[Your instructions]: Using the records below, please work out how many lines contain "上海市绿化条例"; answer with the number alone.

[Collected data entries]
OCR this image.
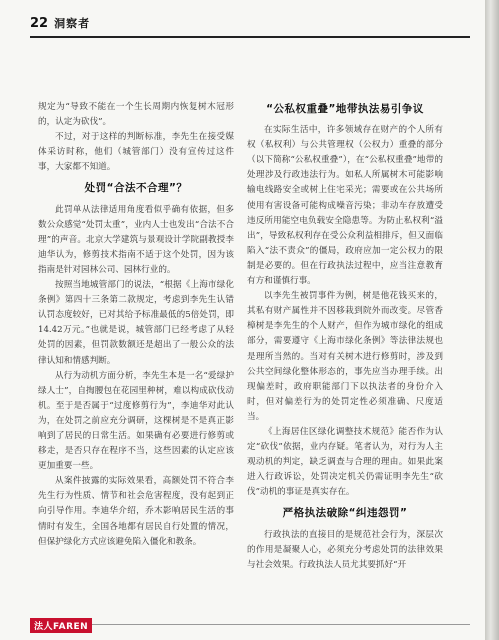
22 洞察者

规定为“导致不能在一个生长周期内恢复树木冠形的，认定为砍伐”。

不过，对于这样的判断标准，李先生在接受媒体采访时称，他们（城管部门）没有宣传过这件事，大家都不知道。

处罚“合法不合理”？

此罚单从法律适用角度看似乎确有依据，但多数公众感觉“处罚太重”，业内人士也发出“合法不合理”的声音。北京大学建筑与景观设计学院副教授李迪华认为，修剪技术指南不适于这个处罚，因为该指南是针对园林公司、园林行业的。

按照当地城管部门的说法，“根据《上海市绿化条例》第四十三条第二款规定，考虑到李先生认错认罚态度较好，已对其给予标准最低的5倍处罚，即14.42万元。”也就是说，城管部门已经考虑了从轻处罚的因素，但罚款数额还是超出了一般公众的法律认知和情感判断。

从行为动机方面分析，李先生本是一名“爱绿护绿人士”，自掏腰包在花园里种树，难以构成砍伐动机。至于是否属于“过度修剪行为”，李迪华对此认为，在处罚之前应充分调研，这棵树是不是真正影响到了居民的日常生活。如果确有必要进行修剪或移走，是否只存在程序不当，这些因素的认定应该更加重要一些。

从案件披露的实际效果看，高额处罚不符合李先生行为性质、情节和社会危害程度，没有起到正向引导作用。李迪华介绍，乔木影响居民生活的事情时有发生，全国各地都有居民自行处置的情况，但保护绿化方式应该避免陷入僵化和教条。

“公私权重叠”地带执法易引争议

在实际生活中，许多领域存在财产的个人所有权（私权利）与公共管理权（公权力）重叠的部分（以下简称“公私权重叠”），在“公私权重叠”地带的处理涉及行政违法行为。如私人所属树木可能影响输电线路安全或树上住宅采光；需要或在公共场所使用有害设备可能构成噪音污染；非动车存放遭受违反所用能空电负载安全隐患等。为防止私权利“溢出”，导致私权利存在受公众利益相排斥，但又面临陷入“法不责众”的僵局，政府应加一定公权力的限制是必要的。但在行政执法过程中，应当注意教育有方和谨慎行事。

以李先生被罚事件为例，树是他花钱买来的，其私有财产属性并不因移栽到院外而改变。尽管香樟树是李先生的个人财产，但作为城市绿化的组成部分，需要遵守《上海市绿化条例》等法律法规也是理所当然的。当对有关树木进行修剪时，涉及到公共空间绿化整体形态的，事先应当办理手续。出现偏差时，政府职能部门下以执法者的身份介入时，但对偏差行为的处罚定性必须准确、尺度适当。

《上海居住区绿化调整技术规范》能否作为认定“砍伐”依据，业内存疑。笔者认为，对行为人主观动机的判定，缺乏调查与合理的理由。如果此案进入行政诉讼，处罚决定机关仍需证明李先生“砍伐”动机的事证是真实存在。

严格执法破除“纠违怨罚”

行政执法的直接目的是规范社会行为，深层次的作用是凝聚人心，必须充分考虑处罚的法律效果与社会效果。行政执法人员尤其要抓好“开

法人FAREN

[Reply]: 2